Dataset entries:
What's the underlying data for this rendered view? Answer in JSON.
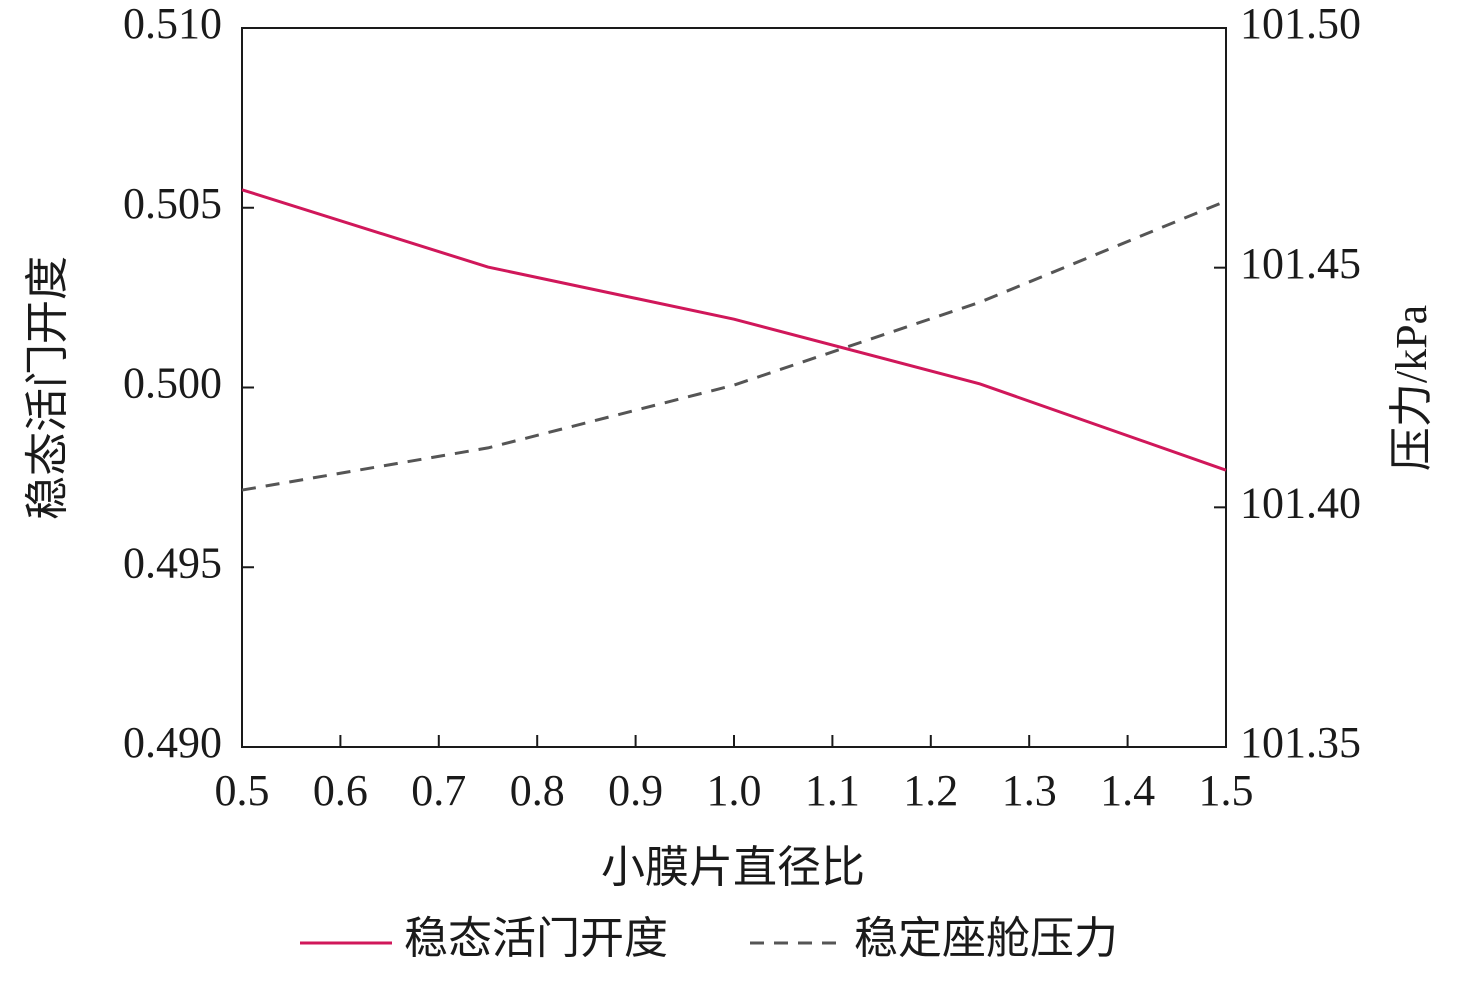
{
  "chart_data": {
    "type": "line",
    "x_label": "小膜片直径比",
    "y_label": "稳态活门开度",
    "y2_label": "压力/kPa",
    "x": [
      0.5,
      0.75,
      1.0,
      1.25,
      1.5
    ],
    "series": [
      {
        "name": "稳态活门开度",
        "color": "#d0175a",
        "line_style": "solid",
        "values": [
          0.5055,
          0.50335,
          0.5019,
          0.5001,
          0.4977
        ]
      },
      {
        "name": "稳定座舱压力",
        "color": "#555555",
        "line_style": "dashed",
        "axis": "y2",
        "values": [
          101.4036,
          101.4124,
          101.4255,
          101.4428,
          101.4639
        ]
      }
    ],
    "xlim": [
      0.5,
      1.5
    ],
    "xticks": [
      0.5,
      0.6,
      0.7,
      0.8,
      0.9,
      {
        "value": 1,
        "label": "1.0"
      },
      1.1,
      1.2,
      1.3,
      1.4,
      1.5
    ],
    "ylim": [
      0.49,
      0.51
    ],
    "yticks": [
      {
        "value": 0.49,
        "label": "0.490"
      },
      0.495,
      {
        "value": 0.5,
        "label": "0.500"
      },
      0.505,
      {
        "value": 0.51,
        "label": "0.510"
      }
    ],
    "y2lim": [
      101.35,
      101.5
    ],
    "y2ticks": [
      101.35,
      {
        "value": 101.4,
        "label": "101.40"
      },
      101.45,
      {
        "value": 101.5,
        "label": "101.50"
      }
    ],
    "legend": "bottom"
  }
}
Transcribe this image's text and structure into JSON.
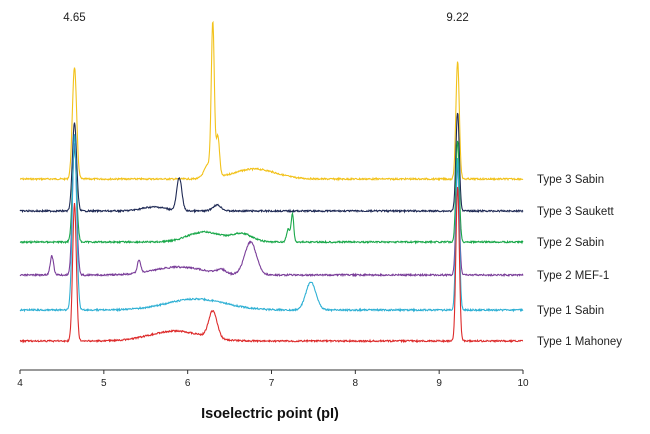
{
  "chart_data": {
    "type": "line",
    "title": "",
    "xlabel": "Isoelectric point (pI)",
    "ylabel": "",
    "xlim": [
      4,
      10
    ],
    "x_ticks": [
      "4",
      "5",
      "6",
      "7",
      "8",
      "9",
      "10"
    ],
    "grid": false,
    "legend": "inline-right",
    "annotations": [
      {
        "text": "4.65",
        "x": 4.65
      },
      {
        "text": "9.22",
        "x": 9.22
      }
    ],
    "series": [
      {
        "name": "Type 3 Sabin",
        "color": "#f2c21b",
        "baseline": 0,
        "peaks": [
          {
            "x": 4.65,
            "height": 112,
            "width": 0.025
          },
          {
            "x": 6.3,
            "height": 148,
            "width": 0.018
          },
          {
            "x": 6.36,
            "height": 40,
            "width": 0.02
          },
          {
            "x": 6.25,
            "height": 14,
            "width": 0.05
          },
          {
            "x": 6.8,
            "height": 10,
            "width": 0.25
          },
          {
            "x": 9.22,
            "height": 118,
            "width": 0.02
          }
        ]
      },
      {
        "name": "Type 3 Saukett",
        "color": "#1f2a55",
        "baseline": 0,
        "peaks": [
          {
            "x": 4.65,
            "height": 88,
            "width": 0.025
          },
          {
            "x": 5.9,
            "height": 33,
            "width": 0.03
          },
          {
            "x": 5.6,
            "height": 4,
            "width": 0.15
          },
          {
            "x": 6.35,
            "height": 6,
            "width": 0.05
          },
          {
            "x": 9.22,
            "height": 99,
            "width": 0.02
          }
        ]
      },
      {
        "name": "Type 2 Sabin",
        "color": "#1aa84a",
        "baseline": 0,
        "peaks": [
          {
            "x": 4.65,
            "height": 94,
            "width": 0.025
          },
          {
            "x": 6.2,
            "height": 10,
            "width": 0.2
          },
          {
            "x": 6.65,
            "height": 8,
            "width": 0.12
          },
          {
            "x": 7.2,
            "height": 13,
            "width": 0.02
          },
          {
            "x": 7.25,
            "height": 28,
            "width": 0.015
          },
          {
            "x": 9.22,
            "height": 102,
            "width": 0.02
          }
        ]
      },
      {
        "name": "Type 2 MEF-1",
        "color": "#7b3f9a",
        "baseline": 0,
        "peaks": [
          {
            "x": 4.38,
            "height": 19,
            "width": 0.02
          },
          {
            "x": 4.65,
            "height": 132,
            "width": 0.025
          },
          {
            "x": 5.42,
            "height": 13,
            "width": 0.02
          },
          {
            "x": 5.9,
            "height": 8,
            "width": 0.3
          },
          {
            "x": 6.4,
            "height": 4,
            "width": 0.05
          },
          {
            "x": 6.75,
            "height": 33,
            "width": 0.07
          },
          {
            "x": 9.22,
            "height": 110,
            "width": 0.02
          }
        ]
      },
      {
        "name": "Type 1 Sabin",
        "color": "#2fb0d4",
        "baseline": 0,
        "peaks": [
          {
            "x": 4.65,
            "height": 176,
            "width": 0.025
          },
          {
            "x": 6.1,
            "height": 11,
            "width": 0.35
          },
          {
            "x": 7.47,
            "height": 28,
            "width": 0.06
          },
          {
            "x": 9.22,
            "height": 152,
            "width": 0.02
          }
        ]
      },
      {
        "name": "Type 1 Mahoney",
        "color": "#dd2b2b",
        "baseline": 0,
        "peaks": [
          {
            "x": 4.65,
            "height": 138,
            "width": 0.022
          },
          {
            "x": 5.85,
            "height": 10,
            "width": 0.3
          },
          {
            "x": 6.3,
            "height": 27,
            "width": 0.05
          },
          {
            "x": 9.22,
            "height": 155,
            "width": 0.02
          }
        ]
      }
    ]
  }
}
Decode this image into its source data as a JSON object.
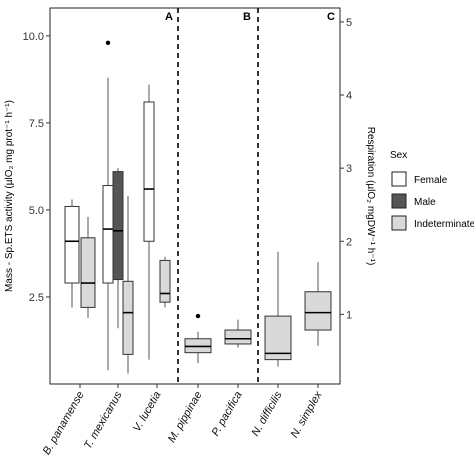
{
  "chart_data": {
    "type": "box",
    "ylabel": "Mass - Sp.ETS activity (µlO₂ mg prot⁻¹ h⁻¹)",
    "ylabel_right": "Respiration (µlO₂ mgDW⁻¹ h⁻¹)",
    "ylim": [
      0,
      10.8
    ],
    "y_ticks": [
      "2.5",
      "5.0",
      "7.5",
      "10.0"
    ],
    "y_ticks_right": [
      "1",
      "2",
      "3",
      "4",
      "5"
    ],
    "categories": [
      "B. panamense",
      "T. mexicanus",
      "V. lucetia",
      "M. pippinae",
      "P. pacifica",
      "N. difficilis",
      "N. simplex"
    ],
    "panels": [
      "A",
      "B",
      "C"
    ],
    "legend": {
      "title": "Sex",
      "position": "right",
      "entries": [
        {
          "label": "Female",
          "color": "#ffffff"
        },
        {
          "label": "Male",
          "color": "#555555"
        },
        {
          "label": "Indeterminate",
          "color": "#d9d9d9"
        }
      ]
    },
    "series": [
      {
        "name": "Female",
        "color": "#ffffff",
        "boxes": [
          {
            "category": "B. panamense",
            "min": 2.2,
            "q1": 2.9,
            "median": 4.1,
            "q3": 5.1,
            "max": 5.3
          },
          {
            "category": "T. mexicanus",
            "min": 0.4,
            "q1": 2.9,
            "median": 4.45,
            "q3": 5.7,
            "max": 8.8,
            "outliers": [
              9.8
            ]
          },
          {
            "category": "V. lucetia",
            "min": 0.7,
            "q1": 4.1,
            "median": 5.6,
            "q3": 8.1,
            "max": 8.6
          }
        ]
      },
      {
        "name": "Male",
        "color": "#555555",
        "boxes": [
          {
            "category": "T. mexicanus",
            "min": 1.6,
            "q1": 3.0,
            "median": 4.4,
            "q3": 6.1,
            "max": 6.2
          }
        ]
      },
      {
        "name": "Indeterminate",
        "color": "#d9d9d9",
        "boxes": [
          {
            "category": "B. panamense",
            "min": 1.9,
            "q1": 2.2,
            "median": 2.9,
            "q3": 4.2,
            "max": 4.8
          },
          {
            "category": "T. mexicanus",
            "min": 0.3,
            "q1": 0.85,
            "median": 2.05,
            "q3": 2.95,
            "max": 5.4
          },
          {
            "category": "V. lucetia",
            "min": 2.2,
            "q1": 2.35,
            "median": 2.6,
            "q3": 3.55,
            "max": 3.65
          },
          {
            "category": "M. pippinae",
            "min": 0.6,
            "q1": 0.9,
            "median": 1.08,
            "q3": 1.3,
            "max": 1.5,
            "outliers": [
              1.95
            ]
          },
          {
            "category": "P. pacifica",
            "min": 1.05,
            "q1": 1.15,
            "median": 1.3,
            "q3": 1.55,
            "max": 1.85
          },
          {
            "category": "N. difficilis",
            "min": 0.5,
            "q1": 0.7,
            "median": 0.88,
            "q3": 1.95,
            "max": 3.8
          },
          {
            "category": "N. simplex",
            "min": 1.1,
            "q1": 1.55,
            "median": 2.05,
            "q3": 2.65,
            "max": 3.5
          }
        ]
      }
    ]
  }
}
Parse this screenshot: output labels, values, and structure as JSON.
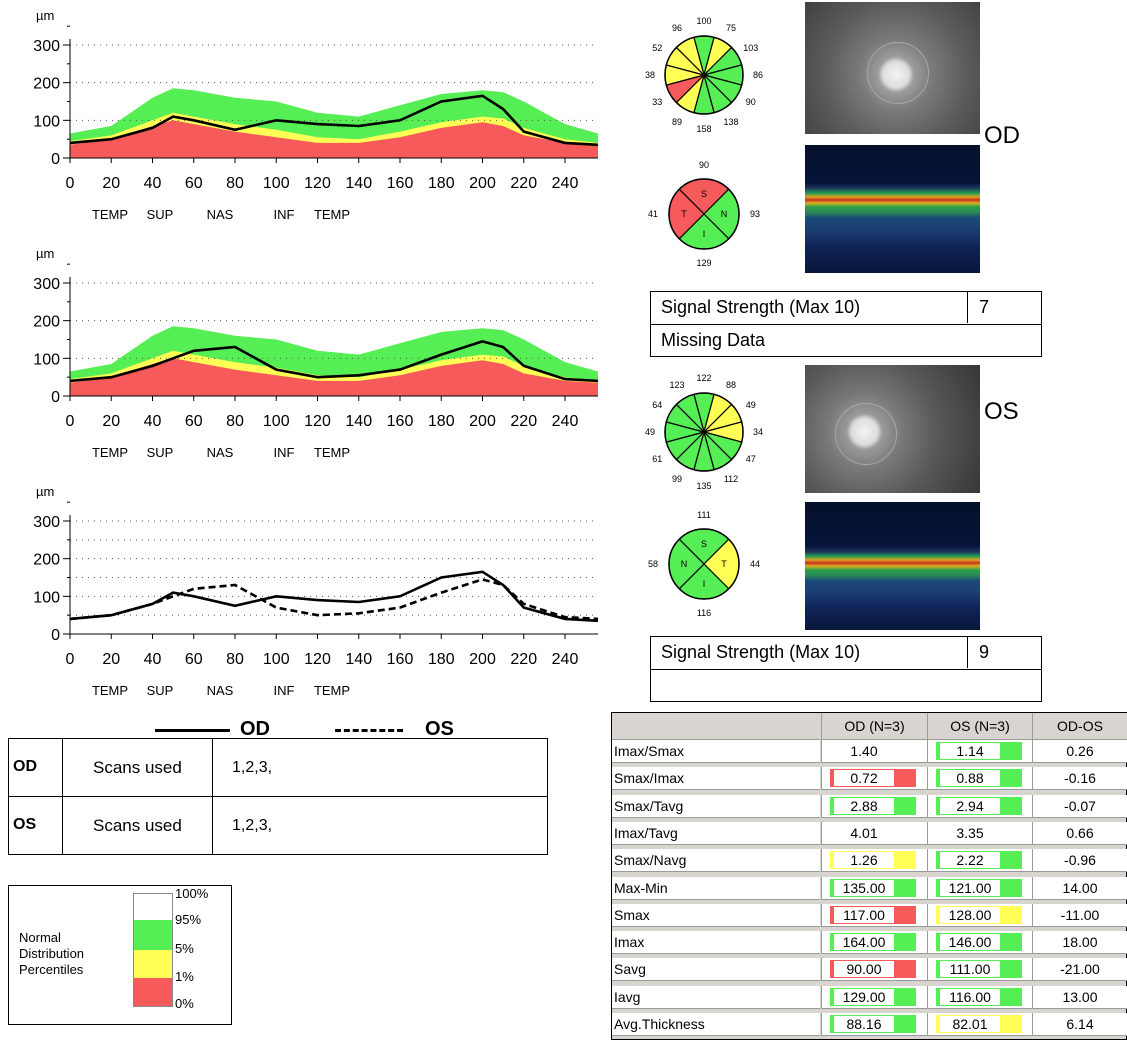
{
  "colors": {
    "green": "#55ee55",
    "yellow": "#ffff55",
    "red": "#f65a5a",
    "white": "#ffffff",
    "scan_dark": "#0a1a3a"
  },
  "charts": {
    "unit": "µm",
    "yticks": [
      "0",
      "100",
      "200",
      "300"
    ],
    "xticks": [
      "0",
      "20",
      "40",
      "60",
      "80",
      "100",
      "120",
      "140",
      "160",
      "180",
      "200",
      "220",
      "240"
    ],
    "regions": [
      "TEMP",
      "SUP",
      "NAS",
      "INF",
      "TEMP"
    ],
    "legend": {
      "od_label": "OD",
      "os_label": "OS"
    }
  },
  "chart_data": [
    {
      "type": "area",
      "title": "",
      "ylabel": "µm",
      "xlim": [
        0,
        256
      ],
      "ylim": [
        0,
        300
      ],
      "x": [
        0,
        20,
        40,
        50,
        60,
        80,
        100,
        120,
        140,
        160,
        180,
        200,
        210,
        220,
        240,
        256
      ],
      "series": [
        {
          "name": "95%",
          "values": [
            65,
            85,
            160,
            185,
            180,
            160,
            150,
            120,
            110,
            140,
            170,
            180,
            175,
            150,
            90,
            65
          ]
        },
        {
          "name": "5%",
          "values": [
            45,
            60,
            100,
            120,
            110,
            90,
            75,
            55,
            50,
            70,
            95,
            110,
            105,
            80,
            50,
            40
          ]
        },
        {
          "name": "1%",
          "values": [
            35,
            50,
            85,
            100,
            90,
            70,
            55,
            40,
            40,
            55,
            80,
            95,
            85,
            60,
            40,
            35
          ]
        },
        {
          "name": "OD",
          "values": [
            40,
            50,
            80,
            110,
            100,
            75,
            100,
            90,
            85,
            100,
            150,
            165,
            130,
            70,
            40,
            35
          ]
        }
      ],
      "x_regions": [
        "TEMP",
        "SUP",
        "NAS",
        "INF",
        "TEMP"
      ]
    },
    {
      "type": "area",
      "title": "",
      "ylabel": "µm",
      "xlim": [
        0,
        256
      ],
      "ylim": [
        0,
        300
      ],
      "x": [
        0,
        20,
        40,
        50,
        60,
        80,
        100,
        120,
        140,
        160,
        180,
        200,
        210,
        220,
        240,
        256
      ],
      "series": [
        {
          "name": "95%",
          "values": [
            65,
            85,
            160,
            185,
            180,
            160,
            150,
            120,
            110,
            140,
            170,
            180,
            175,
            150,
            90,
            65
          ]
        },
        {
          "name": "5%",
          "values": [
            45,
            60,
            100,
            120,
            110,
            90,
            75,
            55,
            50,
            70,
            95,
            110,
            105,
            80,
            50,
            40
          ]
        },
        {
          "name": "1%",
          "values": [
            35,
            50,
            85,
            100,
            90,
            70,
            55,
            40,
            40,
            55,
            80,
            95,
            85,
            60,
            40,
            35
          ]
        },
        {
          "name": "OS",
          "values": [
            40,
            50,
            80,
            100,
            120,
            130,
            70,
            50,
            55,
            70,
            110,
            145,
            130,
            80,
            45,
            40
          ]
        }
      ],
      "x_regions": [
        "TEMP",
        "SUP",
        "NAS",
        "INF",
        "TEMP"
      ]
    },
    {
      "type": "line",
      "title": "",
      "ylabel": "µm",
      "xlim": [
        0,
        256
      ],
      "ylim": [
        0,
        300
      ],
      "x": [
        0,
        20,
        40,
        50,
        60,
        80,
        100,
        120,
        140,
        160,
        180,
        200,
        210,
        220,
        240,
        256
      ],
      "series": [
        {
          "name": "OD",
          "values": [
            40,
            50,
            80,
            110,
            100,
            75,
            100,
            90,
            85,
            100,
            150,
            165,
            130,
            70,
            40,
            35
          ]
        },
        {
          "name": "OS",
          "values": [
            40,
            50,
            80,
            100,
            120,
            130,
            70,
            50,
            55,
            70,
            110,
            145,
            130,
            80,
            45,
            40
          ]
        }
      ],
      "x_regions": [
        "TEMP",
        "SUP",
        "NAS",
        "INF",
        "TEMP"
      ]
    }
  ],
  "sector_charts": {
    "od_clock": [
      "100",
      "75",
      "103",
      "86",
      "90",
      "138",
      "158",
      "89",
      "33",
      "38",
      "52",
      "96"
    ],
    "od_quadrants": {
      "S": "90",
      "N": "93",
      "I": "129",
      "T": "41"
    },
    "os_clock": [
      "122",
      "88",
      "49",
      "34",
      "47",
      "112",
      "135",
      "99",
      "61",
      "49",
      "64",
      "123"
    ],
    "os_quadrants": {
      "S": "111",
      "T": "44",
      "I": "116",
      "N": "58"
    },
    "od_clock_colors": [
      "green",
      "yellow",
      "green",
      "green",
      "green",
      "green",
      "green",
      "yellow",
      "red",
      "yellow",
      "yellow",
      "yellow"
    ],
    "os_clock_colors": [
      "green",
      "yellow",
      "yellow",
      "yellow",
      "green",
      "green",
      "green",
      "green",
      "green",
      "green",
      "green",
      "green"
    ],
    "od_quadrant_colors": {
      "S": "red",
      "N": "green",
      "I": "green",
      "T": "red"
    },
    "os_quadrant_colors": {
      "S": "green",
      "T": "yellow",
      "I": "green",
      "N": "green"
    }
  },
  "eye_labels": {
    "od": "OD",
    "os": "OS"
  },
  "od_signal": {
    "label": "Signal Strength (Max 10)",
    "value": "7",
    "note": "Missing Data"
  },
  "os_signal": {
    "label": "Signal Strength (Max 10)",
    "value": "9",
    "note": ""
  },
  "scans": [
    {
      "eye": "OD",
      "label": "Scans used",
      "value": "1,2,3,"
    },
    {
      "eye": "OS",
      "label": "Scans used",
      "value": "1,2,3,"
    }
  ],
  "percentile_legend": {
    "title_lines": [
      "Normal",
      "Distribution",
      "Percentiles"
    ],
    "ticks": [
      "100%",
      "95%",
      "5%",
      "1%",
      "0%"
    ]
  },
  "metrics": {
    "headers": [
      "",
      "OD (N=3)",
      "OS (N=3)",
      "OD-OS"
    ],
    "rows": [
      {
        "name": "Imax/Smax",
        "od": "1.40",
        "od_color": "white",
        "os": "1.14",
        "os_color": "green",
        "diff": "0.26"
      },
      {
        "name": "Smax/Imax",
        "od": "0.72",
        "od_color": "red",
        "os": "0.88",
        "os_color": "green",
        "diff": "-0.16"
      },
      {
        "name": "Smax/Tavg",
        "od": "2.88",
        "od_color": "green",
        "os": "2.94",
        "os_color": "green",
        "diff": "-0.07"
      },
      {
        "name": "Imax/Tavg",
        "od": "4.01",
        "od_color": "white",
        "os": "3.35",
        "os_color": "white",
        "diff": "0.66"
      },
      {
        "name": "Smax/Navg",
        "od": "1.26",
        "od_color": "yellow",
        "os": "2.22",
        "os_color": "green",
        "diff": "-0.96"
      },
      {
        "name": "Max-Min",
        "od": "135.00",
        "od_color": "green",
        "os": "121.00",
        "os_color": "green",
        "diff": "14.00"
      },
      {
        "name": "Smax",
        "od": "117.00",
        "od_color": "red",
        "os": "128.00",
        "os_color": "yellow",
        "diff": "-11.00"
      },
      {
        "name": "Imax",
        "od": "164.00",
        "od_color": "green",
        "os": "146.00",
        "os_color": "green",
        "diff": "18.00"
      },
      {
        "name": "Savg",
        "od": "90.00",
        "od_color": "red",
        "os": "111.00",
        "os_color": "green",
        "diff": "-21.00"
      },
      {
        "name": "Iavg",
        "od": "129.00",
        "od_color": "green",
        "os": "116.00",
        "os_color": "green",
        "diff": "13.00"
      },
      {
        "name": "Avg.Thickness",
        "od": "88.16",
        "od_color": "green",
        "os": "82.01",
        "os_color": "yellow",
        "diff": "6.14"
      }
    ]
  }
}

» TASK DESCRIPTION: Copy each line of the data above that holds "difficilis".

» WRITTEN RESPONSE:
      "N. difficilis",
            "category": "N. difficilis",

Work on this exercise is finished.